━━━━━ Given records

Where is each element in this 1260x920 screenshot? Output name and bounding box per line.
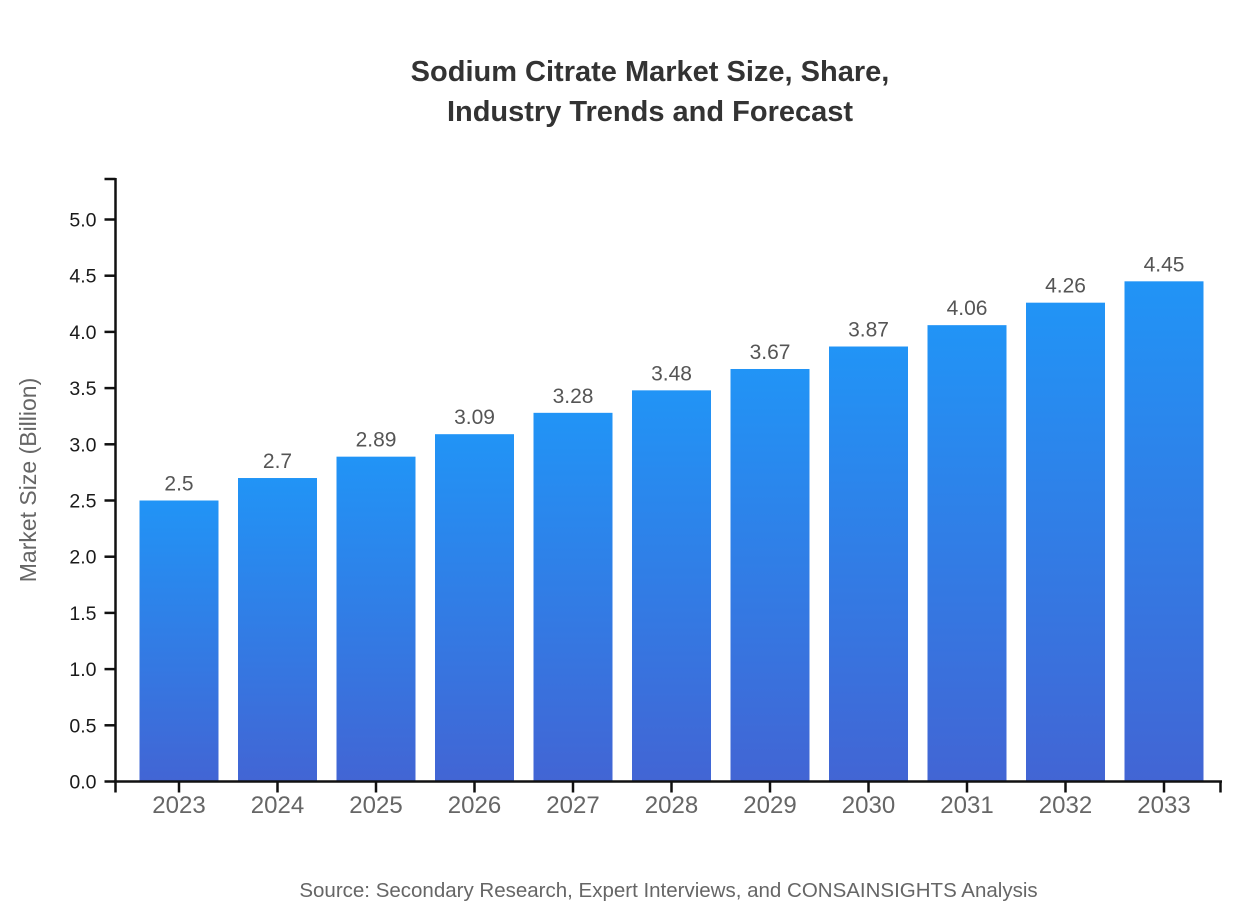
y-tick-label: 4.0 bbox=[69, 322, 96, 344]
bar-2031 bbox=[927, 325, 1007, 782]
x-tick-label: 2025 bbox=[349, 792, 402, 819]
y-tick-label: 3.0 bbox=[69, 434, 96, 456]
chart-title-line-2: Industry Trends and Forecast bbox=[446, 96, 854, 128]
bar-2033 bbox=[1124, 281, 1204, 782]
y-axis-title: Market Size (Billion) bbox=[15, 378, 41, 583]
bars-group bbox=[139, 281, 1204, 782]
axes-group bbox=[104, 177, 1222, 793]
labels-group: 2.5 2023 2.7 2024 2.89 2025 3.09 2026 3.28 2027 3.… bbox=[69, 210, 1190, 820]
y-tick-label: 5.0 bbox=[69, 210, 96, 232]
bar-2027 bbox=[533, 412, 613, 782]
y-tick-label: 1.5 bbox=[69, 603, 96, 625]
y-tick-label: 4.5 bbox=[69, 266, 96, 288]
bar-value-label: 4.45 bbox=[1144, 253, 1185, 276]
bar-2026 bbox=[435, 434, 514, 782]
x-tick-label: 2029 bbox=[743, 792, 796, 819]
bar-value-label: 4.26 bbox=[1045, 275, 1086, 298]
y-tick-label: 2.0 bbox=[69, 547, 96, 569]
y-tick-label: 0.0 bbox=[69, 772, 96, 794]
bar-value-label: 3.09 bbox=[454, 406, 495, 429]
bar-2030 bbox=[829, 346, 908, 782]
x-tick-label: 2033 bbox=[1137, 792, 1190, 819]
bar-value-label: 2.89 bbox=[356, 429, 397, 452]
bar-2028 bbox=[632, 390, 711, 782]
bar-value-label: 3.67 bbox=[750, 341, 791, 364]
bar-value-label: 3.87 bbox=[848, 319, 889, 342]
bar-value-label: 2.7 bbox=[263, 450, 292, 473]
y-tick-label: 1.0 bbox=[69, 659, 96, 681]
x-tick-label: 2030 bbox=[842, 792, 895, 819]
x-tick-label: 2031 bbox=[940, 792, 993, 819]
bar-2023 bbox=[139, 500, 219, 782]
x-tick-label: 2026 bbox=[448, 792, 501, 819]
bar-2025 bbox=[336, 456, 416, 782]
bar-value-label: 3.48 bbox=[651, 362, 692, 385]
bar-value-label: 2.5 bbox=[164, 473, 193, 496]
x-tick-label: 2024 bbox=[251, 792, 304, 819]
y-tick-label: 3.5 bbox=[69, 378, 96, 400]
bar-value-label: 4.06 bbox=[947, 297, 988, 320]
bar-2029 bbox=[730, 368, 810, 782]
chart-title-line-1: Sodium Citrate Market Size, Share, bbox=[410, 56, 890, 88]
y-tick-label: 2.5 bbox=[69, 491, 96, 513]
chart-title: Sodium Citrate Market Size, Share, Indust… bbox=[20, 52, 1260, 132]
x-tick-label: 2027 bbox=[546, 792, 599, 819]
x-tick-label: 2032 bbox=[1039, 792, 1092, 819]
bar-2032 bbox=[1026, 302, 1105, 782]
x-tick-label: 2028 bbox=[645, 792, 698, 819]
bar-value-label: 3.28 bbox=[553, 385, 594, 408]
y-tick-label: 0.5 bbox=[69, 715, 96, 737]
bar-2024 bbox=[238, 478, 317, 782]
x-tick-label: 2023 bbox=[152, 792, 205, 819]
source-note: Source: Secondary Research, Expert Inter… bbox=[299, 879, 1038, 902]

━━━━━━━━━━

Recast every line of the data above as a Markdown table with the columns Row and Text, numbering the lines in order and skipping blank ones. Leave the pictures out.

▶ **Expected answer**
| Row | Text |
|---|---|
| 1 | Where is each element in this 1260x920 screenshot? Output name and bounding box per line. |
| 2 | y-tick-label: 4.0 bbox=[69, 322, 96, 344] |
| 3 | bar-2031 bbox=[927, 325, 1007, 782] |
| 4 | x-tick-label: 2025 bbox=[349, 792, 402, 819] |
| 5 | y-tick-label: 3.0 bbox=[69, 434, 96, 456] |
| 6 | chart-title-line-2: Industry Trends and Forecast bbox=[446, 96, 854, 128] |
| 7 | bar-2033 bbox=[1124, 281, 1204, 782] |
| 8 | y-axis-title: Market Size (Billion) bbox=[15, 378, 41, 583] |
| 9 | bars-group bbox=[139, 281, 1204, 782] |
| 10 | axes-group bbox=[104, 177, 1222, 793] |
| 11 | labels-group: 2.5 2023 2.7 2024 2.89 2025 3.09 2026 3.28 2027 3.… bbox=[69, 210, 1190, 820] |
| 12 | y-tick-label: 5.0 bbox=[69, 210, 96, 232] |
| 13 | bar-2027 bbox=[533, 412, 613, 782] |
| 14 | y-tick-label: 1.5 bbox=[69, 603, 96, 625] |
| 15 | y-tick-label: 4.5 bbox=[69, 266, 96, 288] |
| 16 | bar-value-label: 4.45 bbox=[1144, 253, 1185, 276] |
| 17 | bar-2026 bbox=[435, 434, 514, 782] |
| 18 | x-tick-label: 2029 bbox=[743, 792, 796, 819] |
| 19 | bar-value-label: 4.26 bbox=[1045, 275, 1086, 298] |
| 20 | y-tick-label: 2.0 bbox=[69, 547, 96, 569] |
| 21 | y-tick-label: 0.0 bbox=[69, 772, 96, 794] |
| 22 | bar-value-label: 3.09 bbox=[454, 406, 495, 429] |
| 23 | bar-2030 bbox=[829, 346, 908, 782] |
| 24 | x-tick-label: 2033 bbox=[1137, 792, 1190, 819] |
| 25 | bar-value-label: 2.89 bbox=[356, 429, 397, 452] |
| 26 | bar-2028 bbox=[632, 390, 711, 782] |
| 27 | bar-value-label: 3.67 bbox=[750, 341, 791, 364] |
| 28 | bar-value-label: 3.87 bbox=[848, 319, 889, 342] |
| 29 | bar-value-label: 2.7 bbox=[263, 450, 292, 473] |
| 30 | y-tick-label: 1.0 bbox=[69, 659, 96, 681] |
| 31 | x-tick-label: 2030 bbox=[842, 792, 895, 819] |
| 32 | x-tick-label: 2031 bbox=[940, 792, 993, 819] |
| 33 | bar-2023 bbox=[139, 500, 219, 782] |
| 34 | x-tick-label: 2026 bbox=[448, 792, 501, 819] |
| 35 | bar-2025 bbox=[336, 456, 416, 782] |
| 36 | bar-value-label: 3.48 bbox=[651, 362, 692, 385] |
| 37 | bar-value-label: 2.5 bbox=[164, 473, 193, 496] |
| 38 | x-tick-label: 2024 bbox=[251, 792, 304, 819] |
| 39 | y-tick-label: 3.5 bbox=[69, 378, 96, 400] |
| 40 | bar-value-label: 4.06 bbox=[947, 297, 988, 320] |
| 41 | bar-2029 bbox=[730, 368, 810, 782] |
| 42 | chart-title-line-1: Sodium Citrate Market Size, Share, bbox=[410, 56, 890, 88] |
| 43 | y-tick-label: 2.5 bbox=[69, 491, 96, 513] |
| 44 | chart-title: Sodium Citrate Market Size, Share, Indust… bbox=[20, 52, 1260, 132] |
| 45 | x-tick-label: 2027 bbox=[546, 792, 599, 819] |
| 46 | x-tick-label: 2032 bbox=[1039, 792, 1092, 819] |
| 47 | bar-2032 bbox=[1026, 302, 1105, 782] |
| 48 | x-tick-label: 2028 bbox=[645, 792, 698, 819] |
| 49 | bar-value-label: 3.28 bbox=[553, 385, 594, 408] |
| 50 | y-tick-label: 0.5 bbox=[69, 715, 96, 737] |
| 51 | bar-2024 bbox=[238, 478, 317, 782] |
| 52 | x-tick-label: 2023 bbox=[152, 792, 205, 819] |
| 53 | source-note: Source: Secondary Research, Expert Inter… bbox=[299, 879, 1038, 902] |